Some records
::::
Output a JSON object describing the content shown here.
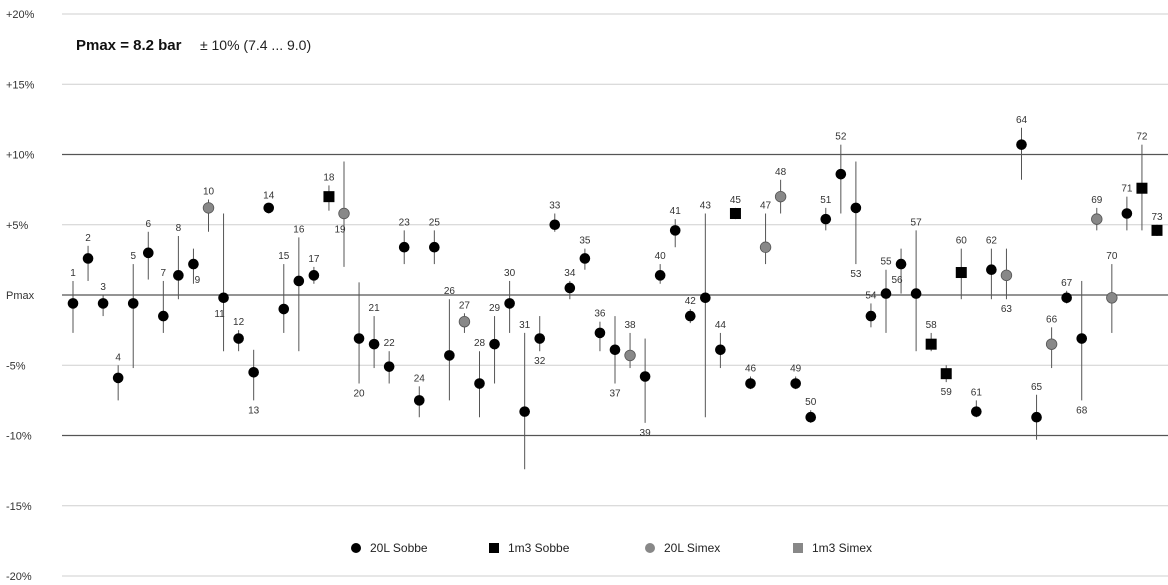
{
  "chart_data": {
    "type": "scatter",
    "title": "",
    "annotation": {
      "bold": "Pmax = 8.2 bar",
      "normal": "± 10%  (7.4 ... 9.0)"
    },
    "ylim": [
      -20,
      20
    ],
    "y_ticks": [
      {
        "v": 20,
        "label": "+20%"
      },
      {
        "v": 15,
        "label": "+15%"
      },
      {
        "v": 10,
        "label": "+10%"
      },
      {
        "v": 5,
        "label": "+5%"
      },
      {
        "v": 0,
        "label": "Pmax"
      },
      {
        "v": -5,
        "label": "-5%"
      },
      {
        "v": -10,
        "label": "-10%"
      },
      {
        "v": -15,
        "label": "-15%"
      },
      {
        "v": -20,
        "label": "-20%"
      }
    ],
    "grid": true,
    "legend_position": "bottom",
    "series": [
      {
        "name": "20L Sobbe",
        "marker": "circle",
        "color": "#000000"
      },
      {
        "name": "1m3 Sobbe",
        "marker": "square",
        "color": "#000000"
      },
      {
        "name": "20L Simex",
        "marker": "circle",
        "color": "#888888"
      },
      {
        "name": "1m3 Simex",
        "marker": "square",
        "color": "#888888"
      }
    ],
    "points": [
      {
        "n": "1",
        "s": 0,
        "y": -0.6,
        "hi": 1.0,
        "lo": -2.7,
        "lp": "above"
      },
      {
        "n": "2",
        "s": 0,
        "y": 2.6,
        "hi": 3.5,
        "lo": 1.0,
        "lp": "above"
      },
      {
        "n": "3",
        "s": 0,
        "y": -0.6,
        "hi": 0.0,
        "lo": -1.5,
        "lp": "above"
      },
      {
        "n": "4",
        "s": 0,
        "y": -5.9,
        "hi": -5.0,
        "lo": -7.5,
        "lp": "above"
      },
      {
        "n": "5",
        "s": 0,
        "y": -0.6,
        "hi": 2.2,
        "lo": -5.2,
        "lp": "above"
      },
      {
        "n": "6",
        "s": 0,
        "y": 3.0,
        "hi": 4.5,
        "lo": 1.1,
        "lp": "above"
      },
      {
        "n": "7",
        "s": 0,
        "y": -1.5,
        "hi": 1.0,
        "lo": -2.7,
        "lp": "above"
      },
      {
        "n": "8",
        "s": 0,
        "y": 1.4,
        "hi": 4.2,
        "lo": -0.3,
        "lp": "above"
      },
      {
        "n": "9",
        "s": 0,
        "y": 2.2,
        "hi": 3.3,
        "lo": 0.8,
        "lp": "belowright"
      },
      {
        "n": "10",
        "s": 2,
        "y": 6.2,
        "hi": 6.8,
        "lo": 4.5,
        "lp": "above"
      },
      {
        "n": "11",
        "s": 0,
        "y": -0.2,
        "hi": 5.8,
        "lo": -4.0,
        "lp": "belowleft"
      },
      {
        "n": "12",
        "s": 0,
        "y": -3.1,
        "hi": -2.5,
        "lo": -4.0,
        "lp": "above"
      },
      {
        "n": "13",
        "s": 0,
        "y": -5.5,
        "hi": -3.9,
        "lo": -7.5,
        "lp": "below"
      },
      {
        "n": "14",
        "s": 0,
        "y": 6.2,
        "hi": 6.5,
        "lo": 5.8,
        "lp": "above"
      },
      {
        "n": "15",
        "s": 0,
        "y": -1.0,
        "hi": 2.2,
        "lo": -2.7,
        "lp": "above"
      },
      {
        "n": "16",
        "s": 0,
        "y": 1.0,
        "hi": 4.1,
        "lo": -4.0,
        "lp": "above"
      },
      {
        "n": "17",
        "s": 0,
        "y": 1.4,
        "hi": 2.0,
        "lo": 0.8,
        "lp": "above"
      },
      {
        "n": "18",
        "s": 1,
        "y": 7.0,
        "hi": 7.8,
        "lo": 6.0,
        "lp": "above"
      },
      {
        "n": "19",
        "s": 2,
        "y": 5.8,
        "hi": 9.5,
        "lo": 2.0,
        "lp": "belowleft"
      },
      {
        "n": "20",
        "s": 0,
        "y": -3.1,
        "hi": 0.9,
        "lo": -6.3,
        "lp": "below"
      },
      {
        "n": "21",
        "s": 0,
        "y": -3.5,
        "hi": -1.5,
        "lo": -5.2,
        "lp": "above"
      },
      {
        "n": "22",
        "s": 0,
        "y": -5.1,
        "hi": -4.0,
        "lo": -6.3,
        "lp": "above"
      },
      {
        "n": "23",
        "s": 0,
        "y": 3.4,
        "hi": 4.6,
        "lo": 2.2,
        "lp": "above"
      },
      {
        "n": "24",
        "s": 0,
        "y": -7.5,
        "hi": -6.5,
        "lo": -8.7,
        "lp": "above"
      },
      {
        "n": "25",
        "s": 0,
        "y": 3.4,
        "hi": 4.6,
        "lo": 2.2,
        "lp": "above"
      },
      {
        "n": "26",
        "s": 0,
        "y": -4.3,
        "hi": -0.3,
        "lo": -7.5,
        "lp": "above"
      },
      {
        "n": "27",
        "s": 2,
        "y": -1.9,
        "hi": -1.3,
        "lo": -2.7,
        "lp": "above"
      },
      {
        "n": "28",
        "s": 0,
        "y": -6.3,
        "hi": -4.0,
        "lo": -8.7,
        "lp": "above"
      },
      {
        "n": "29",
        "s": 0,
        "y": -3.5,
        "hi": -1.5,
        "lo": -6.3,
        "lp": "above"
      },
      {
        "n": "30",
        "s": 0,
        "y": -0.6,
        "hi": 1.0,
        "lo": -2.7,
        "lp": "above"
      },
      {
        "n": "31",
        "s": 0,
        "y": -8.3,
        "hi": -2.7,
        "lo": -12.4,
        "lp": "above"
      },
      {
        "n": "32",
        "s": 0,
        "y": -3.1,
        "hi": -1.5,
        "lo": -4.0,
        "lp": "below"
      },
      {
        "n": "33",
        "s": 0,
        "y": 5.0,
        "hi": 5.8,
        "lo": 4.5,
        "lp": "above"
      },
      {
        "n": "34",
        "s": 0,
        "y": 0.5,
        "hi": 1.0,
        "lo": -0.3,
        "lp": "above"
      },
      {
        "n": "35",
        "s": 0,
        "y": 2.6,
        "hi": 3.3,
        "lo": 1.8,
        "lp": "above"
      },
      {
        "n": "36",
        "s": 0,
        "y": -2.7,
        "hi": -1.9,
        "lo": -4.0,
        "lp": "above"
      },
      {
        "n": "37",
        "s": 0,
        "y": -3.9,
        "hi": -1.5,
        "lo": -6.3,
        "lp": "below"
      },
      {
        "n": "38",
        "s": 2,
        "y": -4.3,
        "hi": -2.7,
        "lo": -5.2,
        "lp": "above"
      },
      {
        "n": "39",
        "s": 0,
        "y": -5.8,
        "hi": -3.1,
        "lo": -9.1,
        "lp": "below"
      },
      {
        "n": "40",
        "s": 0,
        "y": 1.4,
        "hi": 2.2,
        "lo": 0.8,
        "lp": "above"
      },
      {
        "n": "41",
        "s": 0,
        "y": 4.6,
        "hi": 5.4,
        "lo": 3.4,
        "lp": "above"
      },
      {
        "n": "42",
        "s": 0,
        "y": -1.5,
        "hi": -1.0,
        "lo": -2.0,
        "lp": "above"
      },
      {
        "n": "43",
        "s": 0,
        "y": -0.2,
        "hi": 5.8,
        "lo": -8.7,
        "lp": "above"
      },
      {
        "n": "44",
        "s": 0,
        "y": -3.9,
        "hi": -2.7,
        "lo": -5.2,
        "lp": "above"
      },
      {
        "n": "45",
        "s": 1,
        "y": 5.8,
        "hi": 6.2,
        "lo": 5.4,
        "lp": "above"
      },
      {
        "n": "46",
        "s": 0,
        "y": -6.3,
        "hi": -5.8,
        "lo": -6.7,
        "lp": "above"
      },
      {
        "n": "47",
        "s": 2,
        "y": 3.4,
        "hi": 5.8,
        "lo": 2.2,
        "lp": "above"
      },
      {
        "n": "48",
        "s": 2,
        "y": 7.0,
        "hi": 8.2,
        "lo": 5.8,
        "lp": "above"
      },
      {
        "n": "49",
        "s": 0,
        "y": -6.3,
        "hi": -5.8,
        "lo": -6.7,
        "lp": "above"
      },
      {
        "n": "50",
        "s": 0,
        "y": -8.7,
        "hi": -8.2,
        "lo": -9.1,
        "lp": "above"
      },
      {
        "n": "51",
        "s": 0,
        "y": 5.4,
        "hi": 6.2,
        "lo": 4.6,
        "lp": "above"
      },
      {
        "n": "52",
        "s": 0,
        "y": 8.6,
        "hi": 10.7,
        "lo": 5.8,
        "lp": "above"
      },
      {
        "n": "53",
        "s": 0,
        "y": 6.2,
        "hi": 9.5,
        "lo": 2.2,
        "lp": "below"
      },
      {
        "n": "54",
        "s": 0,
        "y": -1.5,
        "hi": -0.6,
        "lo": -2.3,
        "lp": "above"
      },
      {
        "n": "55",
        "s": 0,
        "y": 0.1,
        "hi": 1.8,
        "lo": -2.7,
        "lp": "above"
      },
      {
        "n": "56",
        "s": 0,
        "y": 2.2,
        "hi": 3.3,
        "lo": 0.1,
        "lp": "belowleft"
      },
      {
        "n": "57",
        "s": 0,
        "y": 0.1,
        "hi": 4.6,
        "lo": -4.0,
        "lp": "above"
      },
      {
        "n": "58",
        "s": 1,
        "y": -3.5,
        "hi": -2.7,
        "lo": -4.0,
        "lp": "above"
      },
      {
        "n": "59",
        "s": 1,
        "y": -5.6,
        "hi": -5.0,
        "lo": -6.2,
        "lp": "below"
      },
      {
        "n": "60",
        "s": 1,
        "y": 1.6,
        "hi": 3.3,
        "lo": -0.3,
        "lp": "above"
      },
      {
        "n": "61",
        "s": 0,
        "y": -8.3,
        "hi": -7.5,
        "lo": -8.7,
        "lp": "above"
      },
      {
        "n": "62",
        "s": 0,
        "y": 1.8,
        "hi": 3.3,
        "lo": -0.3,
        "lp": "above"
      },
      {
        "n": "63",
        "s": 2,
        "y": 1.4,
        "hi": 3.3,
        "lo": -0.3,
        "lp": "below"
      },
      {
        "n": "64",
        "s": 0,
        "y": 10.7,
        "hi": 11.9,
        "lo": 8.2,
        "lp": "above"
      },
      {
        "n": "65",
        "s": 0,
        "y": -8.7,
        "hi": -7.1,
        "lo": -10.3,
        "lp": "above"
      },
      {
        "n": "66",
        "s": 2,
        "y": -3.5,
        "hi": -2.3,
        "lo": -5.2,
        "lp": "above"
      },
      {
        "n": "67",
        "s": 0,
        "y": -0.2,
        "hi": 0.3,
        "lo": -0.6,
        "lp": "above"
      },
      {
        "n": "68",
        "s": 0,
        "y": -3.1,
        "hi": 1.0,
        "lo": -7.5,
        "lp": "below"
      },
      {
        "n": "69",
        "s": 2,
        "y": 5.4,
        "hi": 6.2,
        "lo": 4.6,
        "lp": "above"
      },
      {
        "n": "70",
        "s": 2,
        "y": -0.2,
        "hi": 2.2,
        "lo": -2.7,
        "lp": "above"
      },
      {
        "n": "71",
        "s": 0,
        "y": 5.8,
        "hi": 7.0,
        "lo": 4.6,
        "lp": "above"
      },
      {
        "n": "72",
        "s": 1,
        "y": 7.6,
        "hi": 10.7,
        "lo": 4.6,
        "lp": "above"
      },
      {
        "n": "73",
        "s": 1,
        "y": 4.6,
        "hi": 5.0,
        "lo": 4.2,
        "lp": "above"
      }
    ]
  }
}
::::
▶ _Goal_:
Pick out and copy the lines of the entries that hold the string "label".

▶ _The completed task_:
        "label": "+20%"
        "label": "+15%"
        "label": "+10%"
        "label": "+5%"
        "label": "Pmax"
        "label": "-5%"
        "label": "-10%"
        "label": "-15%"
        "label": "-20%"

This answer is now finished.